- _Task description_: Without including any pictures, write out all the entries exactly.

- _Given information_:

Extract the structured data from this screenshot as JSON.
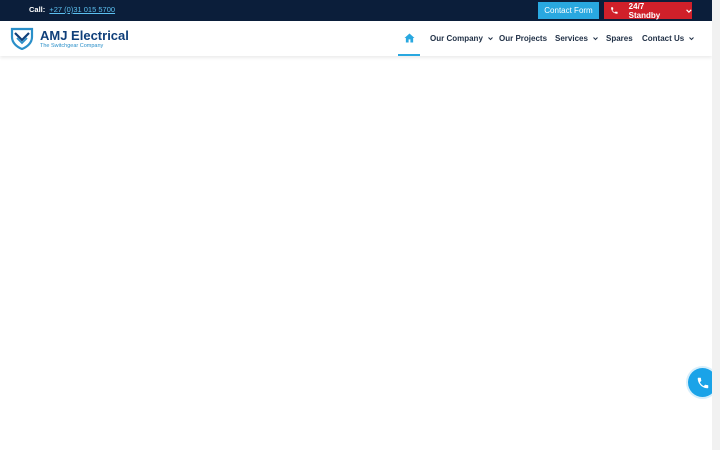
{
  "topbar": {
    "call_label": "Call:",
    "phone_number": "+27 (0)31 015 5700",
    "contact_form_label": "Contact Form",
    "standby_label": "24/7 Standby"
  },
  "logo": {
    "title": "AMJ Electrical",
    "subtitle": "The Switchgear Company"
  },
  "nav": {
    "items": [
      {
        "label": "Our Company"
      },
      {
        "label": "Our Projects"
      },
      {
        "label": "Services"
      },
      {
        "label": "Spares"
      },
      {
        "label": "Contact Us"
      }
    ]
  },
  "colors": {
    "topbar_bg": "#0b1e3a",
    "accent_blue": "#29a8e0",
    "standby_red": "#d0202a",
    "brand_navy": "#0f3f7a"
  },
  "icons": {
    "home": "home-icon",
    "phone": "phone-icon",
    "chevron": "chevron-down-icon",
    "call_fab": "phone-icon"
  }
}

- _Answer in full_:
Extract the structured data from this screenshot as JSON.
{
  "topbar": {
    "call_label": "Call:",
    "phone_number": "+27 (0)31 015 5700",
    "contact_form_label": "Contact Form",
    "standby_label": "24/7 Standby"
  },
  "logo": {
    "title": "AMJ Electrical",
    "subtitle": "The Switchgear Company"
  },
  "nav": {
    "items": [
      {
        "label": "Our Company"
      },
      {
        "label": "Our Projects"
      },
      {
        "label": "Services"
      },
      {
        "label": "Spares"
      },
      {
        "label": "Contact Us"
      }
    ]
  },
  "colors": {
    "topbar_bg": "#0b1e3a",
    "accent_blue": "#29a8e0",
    "standby_red": "#d0202a",
    "brand_navy": "#0f3f7a"
  },
  "icons": {
    "home": "home-icon",
    "phone": "phone-icon",
    "chevron": "chevron-down-icon",
    "call_fab": "phone-icon"
  }
}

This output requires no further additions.